● SET PROBLEM: Each entry below should be written out exactly as it is, with no pictures.

(Saved entries)
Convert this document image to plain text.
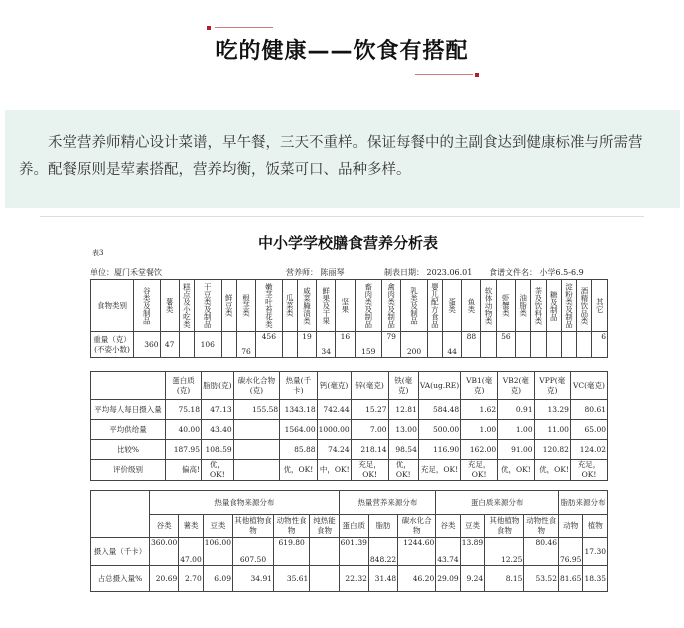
吃的健康——饮食有搭配

禾堂营养师精心设计菜谱，早午餐，三天不重样。保证每餐中的主副食达到健康标准与所需营养。配餐原则是荤素搭配，营养均衡，饭菜可口、品种多样。

中小学学校膳食营养分析表
表3
单位：厦门禾堂餐饮	营养师： 陈丽琴	制表日期： 2023.06.01 食谱文件名： 小学6.5-6.9
食物类别	谷类及制品	薯类	糕点及小吃类	干豆类及制品	鲜豆类	根茎类	嫩茎叶苔花类	瓜菜类	咸菜腌渍类	鲜果及干果	坚果	畜肉类及制品	禽肉类及制品	乳类及制品	婴儿配方食品	蛋类	鱼类	软体动物类	虾蟹类	油脂类	茶及饮料类	糖及制品	淀粉类及制品	酒精饮品类	其它
重量（克）(不姿小数)	360	47		106		76	456		19	34	16	159	79	200		44	88		56						6
	蛋白质(克)	脂肪(克)	碳水化合物(克)	热量(千卡)	钙(毫克)	锌(毫克)	铁(毫克)	VA(ug.RE)	VB1(毫克)	VB2(毫克)	VPP(毫克)	VC(毫克)
平均每人每日摄入量	75.18	47.13	155.58	1343.18	742.44	15.27	12.81	584.48	1.62	0.91	13.29	80.61
平均供给量	40.00	43.40		1564.00	1000.00	7.00	13.00	500.00	1.00	1.00	11.00	65.00
比较%	187.95	108.59		85.88	74.24	218.14	98.54	116.90	162.00	91.00	120.82	124.02
评价级别	偏高!	优，OK!		优，OK!	中，OK!	充足，OK!	优，OK!	充足，OK!	充足，OK!	优，OK!	优，OK!	充足，OK!
	热量食物来源分布						热量营养来源分布			蛋白质来源分布				脂肪来源分布	
	谷类	薯类	豆类	其他植物食物	动物性食物	纯热能食物	蛋白质	脂肪	碳水化合物	谷类	豆类	其他植物食物	动物性食物	动物	植物
摄入量（千卡）	360.00	47.00	106.00	607.50	619.80		601.39	848.22	1244.60	43.74	13.89	12.25	80.46	76.95	17.30
占总摄入量%	20.69	2.70	6.09	34.91	35.61		22.32	31.48	46.20	29.09	9.24	8.15	53.52	81.65	18.35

● WRITTEN ANSWER:
Convert this document image to plain text.
吃的健康——饮食有搭配

禾堂营养师精心设计菜谱，早午餐，三天不重样。保证每餐中的主副食达到健康标准与所需营养。配餐原则是荤素搭配，营养均衡，饭菜可口、品种多样。

中小学学校膳食营养分析表
表3
单位：厦门禾堂餐饮	营养师： 陈丽琴	制表日期： 2023.06.01 食谱文件名： 小学6.5-6.9
食物类别	谷类及制品	薯类	糕点及小吃类	干豆类及制品	鲜豆类	根茎类	嫩茎叶苔花类	瓜菜类	咸菜腌渍类	鲜果及干果	坚果	畜肉类及制品	禽肉类及制品	乳类及制品	婴儿配方食品	蛋类	鱼类	软体动物类	虾蟹类	油脂类	茶及饮料类	糖及制品	淀粉类及制品	酒精饮品类	其它
重量（克）(不姿小数)	360	47		106		76	456		19	34	16	159	79	200		44	88		56						6
	蛋白质(克)	脂肪(克)	碳水化合物(克)	热量(千卡)	钙(毫克)	锌(毫克)	铁(毫克)	VA(ug.RE)	VB1(毫克)	VB2(毫克)	VPP(毫克)	VC(毫克)
平均每人每日摄入量	75.18	47.13	155.58	1343.18	742.44	15.27	12.81	584.48	1.62	0.91	13.29	80.61
平均供给量	40.00	43.40		1564.00	1000.00	7.00	13.00	500.00	1.00	1.00	11.00	65.00
比较%	187.95	108.59		85.88	74.24	218.14	98.54	116.90	162.00	91.00	120.82	124.02
评价级别	偏高!	优，OK!		优，OK!	中，OK!	充足，OK!	优，OK!	充足，OK!	充足，OK!	优，OK!	优，OK!	充足，OK!
	热量食物来源分布						热量营养来源分布			蛋白质来源分布				脂肪来源分布	
	谷类	薯类	豆类	其他植物食物	动物性食物	纯热能食物	蛋白质	脂肪	碳水化合物	谷类	豆类	其他植物食物	动物性食物	动物	植物
摄入量（千卡）	360.00	47.00	106.00	607.50	619.80		601.39	848.22	1244.60	43.74	13.89	12.25	80.46	76.95	17.30
占总摄入量%	20.69	2.70	6.09	34.91	35.61		22.32	31.48	46.20	29.09	9.24	8.15	53.52	81.65	18.35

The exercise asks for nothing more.